Work required:
Scan the material below for the string "name", and copy every line where it shows up.
--- Task input ---
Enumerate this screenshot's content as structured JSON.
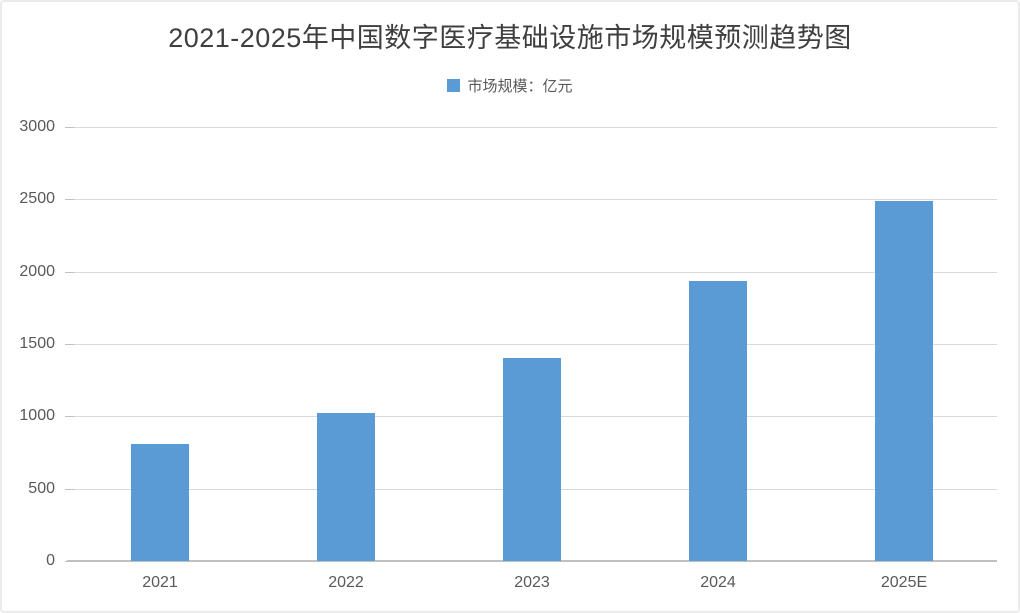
{
  "page": {
    "background": "#ffffff",
    "border_color": "#ebebeb"
  },
  "chart": {
    "title": "2021-2025年中国数字医疗基础设施市场规模预测趋势图",
    "title_color": "#3f3f3f",
    "legend": {
      "label": "市场规模：亿元",
      "marker_color": "#5b9bd5"
    }
  },
  "chart_data": {
    "type": "bar",
    "title": "2021-2025年中国数字医疗基础设施市场规模预测趋势图",
    "categories": [
      "2021",
      "2022",
      "2023",
      "2024",
      "2025E"
    ],
    "series": [
      {
        "name": "市场规模：亿元",
        "values": [
          810,
          1020,
          1400,
          1935,
          2490
        ]
      }
    ],
    "xlabel": "",
    "ylabel": "",
    "ylim": [
      0,
      3000
    ],
    "yticks": [
      0,
      500,
      1000,
      1500,
      2000,
      2500,
      3000
    ],
    "bar_color": "#5b9bd5",
    "grid": true,
    "gridline_color": "#d9d9d9",
    "axis_line_color": "#c0c0c0",
    "tick_label_color": "#595959",
    "legend_position": "top-center"
  }
}
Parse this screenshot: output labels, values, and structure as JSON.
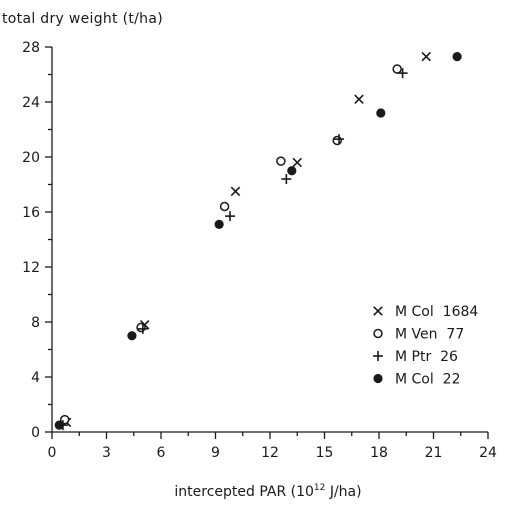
{
  "chart_data": {
    "type": "scatter",
    "title": "",
    "ylabel": "total dry weight (t/ha)",
    "xlabel_pre": "intercepted PAR (10",
    "xlabel_sup": "12",
    "xlabel_post": " J/ha)",
    "xlim": [
      0,
      24
    ],
    "ylim": [
      0,
      28
    ],
    "x_ticks": [
      0,
      3,
      6,
      9,
      12,
      15,
      18,
      21,
      24
    ],
    "y_ticks": [
      0,
      4,
      8,
      12,
      16,
      20,
      24,
      28
    ],
    "grid": false,
    "legend_position": "right",
    "series": [
      {
        "name": "M Col  1684",
        "marker": "x",
        "x": [
          0.8,
          5.1,
          10.1,
          13.5,
          16.9,
          20.6
        ],
        "y": [
          0.7,
          7.8,
          17.5,
          19.6,
          24.2,
          27.3
        ]
      },
      {
        "name": "M Ven  77",
        "marker": "open-circle",
        "x": [
          0.7,
          4.9,
          9.5,
          12.6,
          15.7,
          19.0
        ],
        "y": [
          0.9,
          7.6,
          16.4,
          19.7,
          21.2,
          26.4
        ]
      },
      {
        "name": "M Ptr  26",
        "marker": "plus",
        "x": [
          0.6,
          5.0,
          9.8,
          12.9,
          15.8,
          19.3
        ],
        "y": [
          0.5,
          7.5,
          15.7,
          18.4,
          21.3,
          26.1
        ]
      },
      {
        "name": "M Col  22",
        "marker": "filled-circle",
        "x": [
          0.4,
          4.4,
          9.2,
          13.2,
          18.1,
          22.3
        ],
        "y": [
          0.5,
          7.0,
          15.1,
          19.0,
          23.2,
          27.3
        ]
      }
    ]
  }
}
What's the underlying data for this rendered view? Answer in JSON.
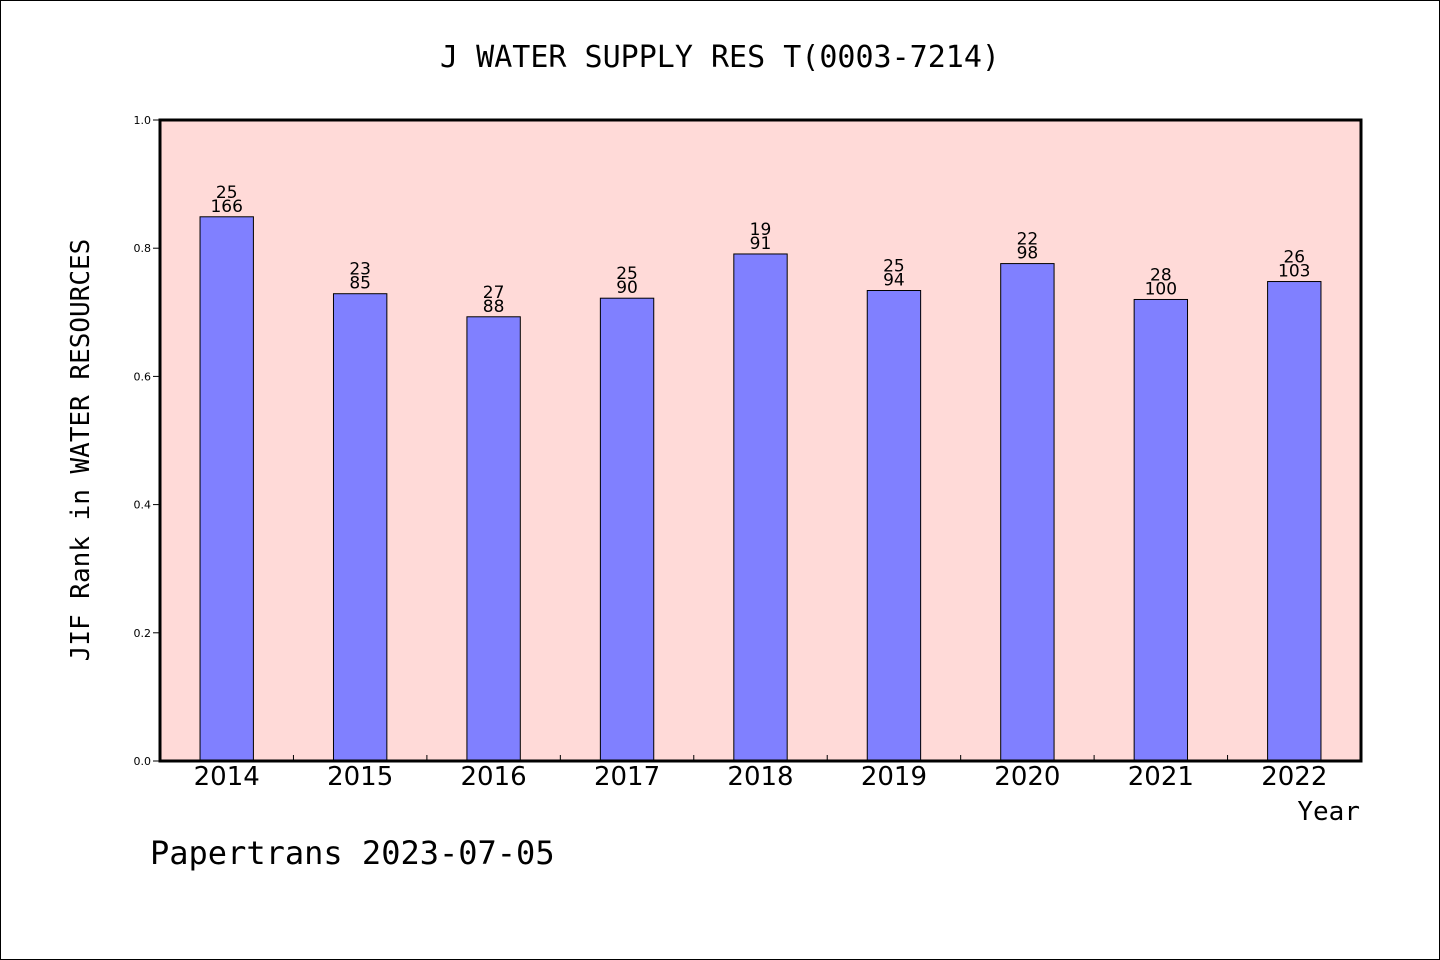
{
  "chart_data": {
    "type": "bar",
    "title": "J WATER SUPPLY RES T(0003-7214)",
    "xlabel": "Year",
    "ylabel": "JIF Rank in WATER RESOURCES",
    "ylim": [
      0,
      1.0
    ],
    "yticks": [
      "0.0",
      "0.2",
      "0.4",
      "0.6",
      "0.8",
      "1.0"
    ],
    "grid": false,
    "colors": {
      "plot_background": "#ffdad8",
      "bar_fill": "#8080ff",
      "bar_stroke": "#000000"
    },
    "categories": [
      "2014",
      "2015",
      "2016",
      "2017",
      "2018",
      "2019",
      "2020",
      "2021",
      "2022"
    ],
    "values": [
      0.849,
      0.729,
      0.693,
      0.722,
      0.791,
      0.734,
      0.776,
      0.72,
      0.748
    ],
    "rank_labels": [
      {
        "rank": "25",
        "total": "166"
      },
      {
        "rank": "23",
        "total": "85"
      },
      {
        "rank": "27",
        "total": "88"
      },
      {
        "rank": "25",
        "total": "90"
      },
      {
        "rank": "19",
        "total": "91"
      },
      {
        "rank": "25",
        "total": "94"
      },
      {
        "rank": "22",
        "total": "98"
      },
      {
        "rank": "28",
        "total": "100"
      },
      {
        "rank": "26",
        "total": "103"
      }
    ]
  },
  "footer": {
    "source": "Papertrans 2023-07-05"
  }
}
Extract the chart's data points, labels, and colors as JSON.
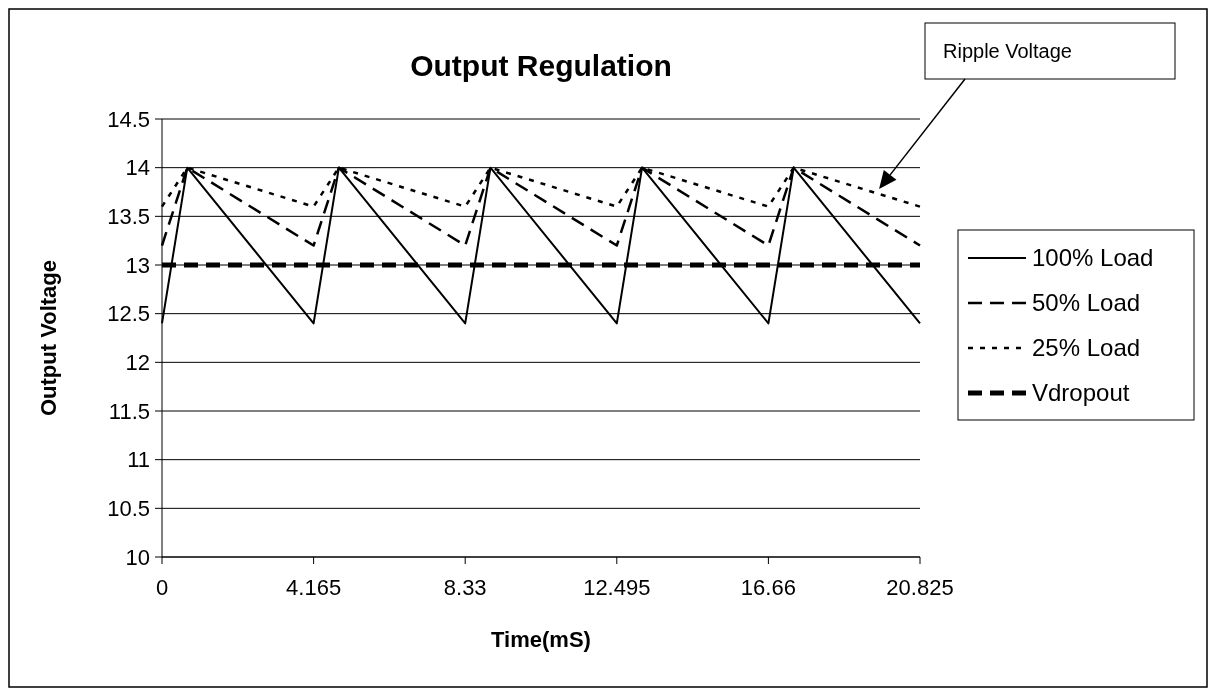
{
  "chart_data": {
    "type": "line",
    "title": "Output Regulation",
    "xlabel": "Time(mS)",
    "ylabel": "Output Voltage",
    "xlim": [
      0,
      20.825
    ],
    "xticks": [
      0,
      4.165,
      8.33,
      12.495,
      16.66,
      20.825
    ],
    "ylim": [
      10,
      14.5
    ],
    "yticks": [
      10,
      10.5,
      11,
      11.5,
      12,
      12.5,
      13,
      13.5,
      14,
      14.5
    ],
    "grid": "y",
    "legend": "right",
    "annotations": [
      "Ripple Voltage"
    ],
    "series": [
      {
        "name": "100% Load",
        "color": "#000000",
        "line_style": "solid",
        "x": [
          0,
          0.694,
          4.165,
          4.859,
          8.33,
          9.024,
          12.495,
          13.189,
          16.66,
          17.354,
          20.825
        ],
        "values": [
          12.4,
          14,
          12.4,
          14,
          12.4,
          14,
          12.4,
          14,
          12.4,
          14,
          12.4
        ]
      },
      {
        "name": "50% Load",
        "color": "#000000",
        "line_style": "dashed",
        "x": [
          0,
          0.694,
          4.165,
          4.859,
          8.33,
          9.024,
          12.495,
          13.189,
          16.66,
          17.354,
          20.825
        ],
        "values": [
          13.2,
          14,
          13.2,
          14,
          13.2,
          14,
          13.2,
          14,
          13.2,
          14,
          13.2
        ]
      },
      {
        "name": "25% Load",
        "color": "#000000",
        "line_style": "dotted",
        "x": [
          0,
          0.694,
          4.165,
          4.859,
          8.33,
          9.024,
          12.495,
          13.189,
          16.66,
          17.354,
          20.825
        ],
        "values": [
          13.6,
          14,
          13.6,
          14,
          13.6,
          14,
          13.6,
          14,
          13.6,
          14,
          13.6
        ]
      }
    ],
    "ref_lines": [
      {
        "axis": "y",
        "value": 13,
        "label": "Vdropout",
        "color": "#000000",
        "line_style": "dashed"
      }
    ]
  }
}
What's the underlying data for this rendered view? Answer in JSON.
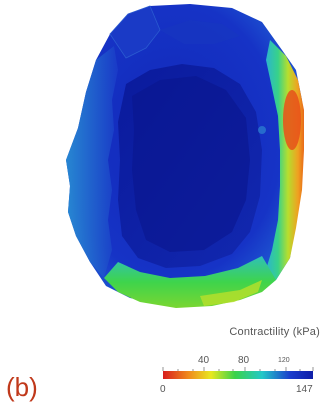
{
  "panel_label": "(b)",
  "colorbar": {
    "title": "Contractility (kPa)",
    "top_ticks": [
      "40",
      "80",
      "120"
    ],
    "bottom_ticks": [
      "0",
      "147"
    ],
    "min": 0,
    "max": 147,
    "colormap": [
      "#d81e1e",
      "#f08a1c",
      "#e8e820",
      "#3ad24a",
      "#22c8c8",
      "#1a3ccc",
      "#0f1ea8"
    ]
  },
  "colors": {
    "high": "#e04a1a",
    "mid": "#3ad24a",
    "low": "#1a30c8",
    "background": "#ffffff"
  }
}
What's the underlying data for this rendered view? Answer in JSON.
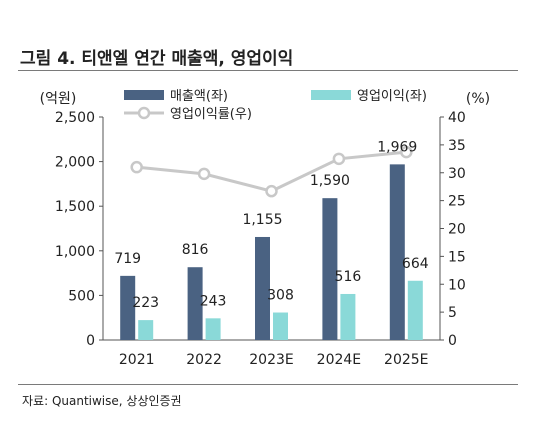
{
  "header": {
    "title": "그림 4. 티앤엘 연간 매출액, 영업이익"
  },
  "footer": {
    "source": "자료: Quantiwise, 상상인증권"
  },
  "colors": {
    "revenue": "#4a6282",
    "operating_profit": "#8ad9d8",
    "margin": "#c8c8c8"
  },
  "chart_data": {
    "type": "bar",
    "categories": [
      "2021",
      "2022",
      "2023E",
      "2024E",
      "2025E"
    ],
    "series": [
      {
        "name": "매출액(좌)",
        "kind": "bar",
        "axis": "left",
        "values": [
          719,
          816,
          1155,
          1590,
          1969
        ],
        "labels": [
          "719",
          "816",
          "1,155",
          "1,590",
          "1,969"
        ]
      },
      {
        "name": "영업이익(좌)",
        "kind": "bar",
        "axis": "left",
        "values": [
          223,
          243,
          308,
          516,
          664
        ],
        "labels": [
          "223",
          "243",
          "308",
          "516",
          "664"
        ]
      },
      {
        "name": "영업이익률(우)",
        "kind": "line",
        "axis": "right",
        "values": [
          31.0,
          29.8,
          26.7,
          32.5,
          33.7
        ]
      }
    ],
    "y_left": {
      "unit": "(억원)",
      "lim": [
        0,
        2500
      ],
      "ticks": [
        0,
        500,
        1000,
        1500,
        2000,
        2500
      ],
      "tick_labels": [
        "0",
        "500",
        "1,000",
        "1,500",
        "2,000",
        "2,500"
      ]
    },
    "y_right": {
      "unit": "(%)",
      "lim": [
        0,
        40
      ],
      "ticks": [
        0,
        5,
        10,
        15,
        20,
        25,
        30,
        35,
        40
      ],
      "tick_labels": [
        "0",
        "5",
        "10",
        "15",
        "20",
        "25",
        "30",
        "35",
        "40"
      ]
    },
    "grid": false,
    "legend": "top"
  }
}
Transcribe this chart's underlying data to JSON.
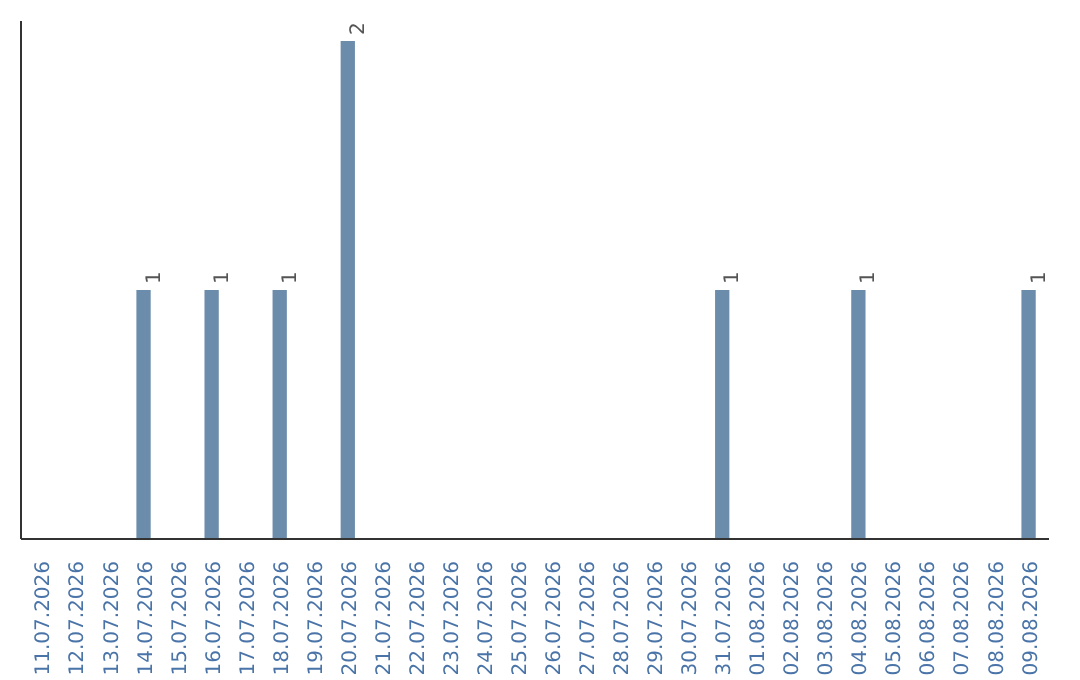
{
  "chart_data": {
    "type": "bar",
    "categories": [
      "11.07.2026",
      "12.07.2026",
      "13.07.2026",
      "14.07.2026",
      "15.07.2026",
      "16.07.2026",
      "17.07.2026",
      "18.07.2026",
      "19.07.2026",
      "20.07.2026",
      "21.07.2026",
      "22.07.2026",
      "23.07.2026",
      "24.07.2026",
      "25.07.2026",
      "26.07.2026",
      "27.07.2026",
      "28.07.2026",
      "29.07.2026",
      "30.07.2026",
      "31.07.2026",
      "01.08.2026",
      "02.08.2026",
      "03.08.2026",
      "04.08.2026",
      "05.08.2026",
      "06.08.2026",
      "07.08.2026",
      "08.08.2026",
      "09.08.2026"
    ],
    "values": [
      0,
      0,
      0,
      1,
      0,
      1,
      0,
      1,
      0,
      2,
      0,
      0,
      0,
      0,
      0,
      0,
      0,
      0,
      0,
      0,
      1,
      0,
      0,
      0,
      1,
      0,
      0,
      0,
      0,
      1
    ],
    "value_labels": [
      null,
      null,
      null,
      "1",
      null,
      "1",
      null,
      "1",
      null,
      "2",
      null,
      null,
      null,
      null,
      null,
      null,
      null,
      null,
      null,
      null,
      "1",
      null,
      null,
      null,
      "1",
      null,
      null,
      null,
      null,
      "1"
    ],
    "color": "#6b8cab",
    "tick_labels": "x",
    "grid": false
  }
}
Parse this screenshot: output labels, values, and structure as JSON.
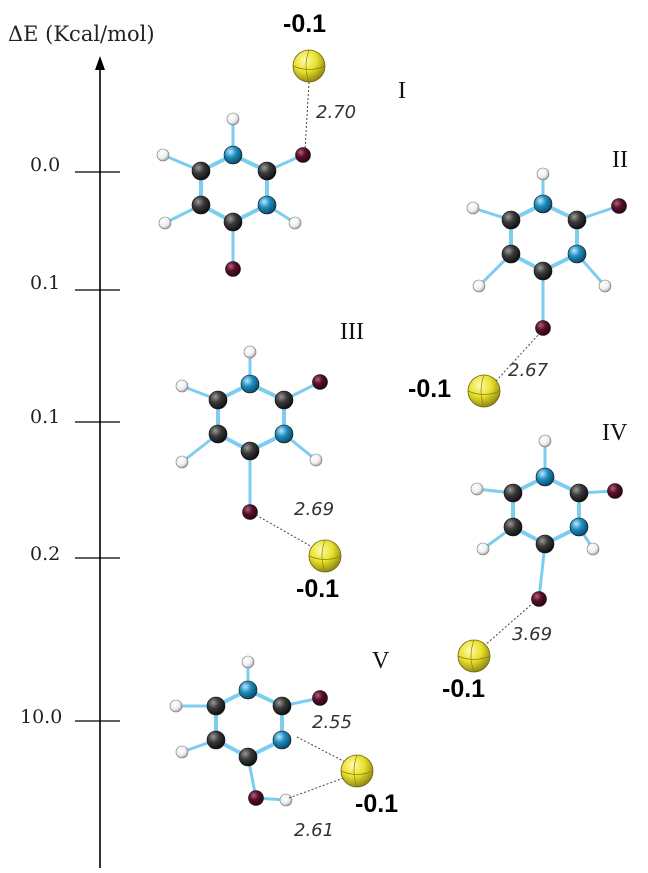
---
The response:
        "name": "市场规模：亿元",
        "name": "M Col  1684",
        "name": "M Ven  77",
        "name": "M Ptr  26",
        "name": "M Col  22",
        "name": "100% Load",
        "name": "50% Load",
        "name": "25% Load",
        "name": "매출액(좌)",
        "name": "영업이익(좌)",
        "name": "영업이익률(우)",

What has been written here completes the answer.